The task:
Below are entries. Pull out all lines containing "Межбюджетные".

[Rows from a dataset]
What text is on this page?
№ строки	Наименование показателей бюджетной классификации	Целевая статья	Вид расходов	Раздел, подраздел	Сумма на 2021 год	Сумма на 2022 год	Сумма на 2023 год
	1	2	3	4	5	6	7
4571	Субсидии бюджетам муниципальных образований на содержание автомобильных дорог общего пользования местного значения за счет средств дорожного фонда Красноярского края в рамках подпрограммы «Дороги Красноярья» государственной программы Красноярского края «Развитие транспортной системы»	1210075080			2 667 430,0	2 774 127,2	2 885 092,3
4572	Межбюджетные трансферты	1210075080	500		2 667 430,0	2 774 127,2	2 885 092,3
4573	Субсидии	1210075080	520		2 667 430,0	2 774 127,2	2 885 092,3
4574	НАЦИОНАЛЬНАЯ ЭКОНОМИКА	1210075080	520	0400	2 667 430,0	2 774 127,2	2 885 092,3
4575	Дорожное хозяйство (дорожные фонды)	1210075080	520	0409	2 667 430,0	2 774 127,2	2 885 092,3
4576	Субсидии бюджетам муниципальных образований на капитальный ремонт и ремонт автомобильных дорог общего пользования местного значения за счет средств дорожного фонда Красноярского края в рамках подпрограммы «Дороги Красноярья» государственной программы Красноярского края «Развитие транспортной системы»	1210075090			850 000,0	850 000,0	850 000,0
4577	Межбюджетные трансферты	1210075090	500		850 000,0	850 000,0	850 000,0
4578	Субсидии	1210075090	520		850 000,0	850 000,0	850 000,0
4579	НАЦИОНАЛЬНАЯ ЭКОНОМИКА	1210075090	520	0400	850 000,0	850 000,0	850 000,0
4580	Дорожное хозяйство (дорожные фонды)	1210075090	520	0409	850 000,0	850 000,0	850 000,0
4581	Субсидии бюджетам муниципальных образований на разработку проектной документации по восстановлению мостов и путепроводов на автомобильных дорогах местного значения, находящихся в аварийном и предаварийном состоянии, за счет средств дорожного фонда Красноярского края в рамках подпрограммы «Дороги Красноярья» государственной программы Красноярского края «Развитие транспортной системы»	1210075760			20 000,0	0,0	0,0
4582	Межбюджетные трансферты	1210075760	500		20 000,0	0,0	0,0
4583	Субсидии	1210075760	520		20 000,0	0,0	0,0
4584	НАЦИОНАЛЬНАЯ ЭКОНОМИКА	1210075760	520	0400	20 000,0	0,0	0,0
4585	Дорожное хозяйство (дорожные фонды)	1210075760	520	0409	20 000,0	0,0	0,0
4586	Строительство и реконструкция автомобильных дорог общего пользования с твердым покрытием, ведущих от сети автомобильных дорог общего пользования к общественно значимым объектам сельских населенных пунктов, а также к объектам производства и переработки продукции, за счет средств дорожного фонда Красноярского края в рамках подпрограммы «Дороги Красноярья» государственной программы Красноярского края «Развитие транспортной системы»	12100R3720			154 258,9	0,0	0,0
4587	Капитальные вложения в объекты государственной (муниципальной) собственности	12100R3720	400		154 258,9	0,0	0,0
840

Result for this task:
4572	Межбюджетные трансферты	1210075080	500		2 667 430,0	2 774 127,2	2 885 092,3
4577	Межбюджетные трансферты	1210075090	500		850 000,0	850 000,0	850 000,0
4582	Межбюджетные трансферты	1210075760	500		20 000,0	0,0	0,0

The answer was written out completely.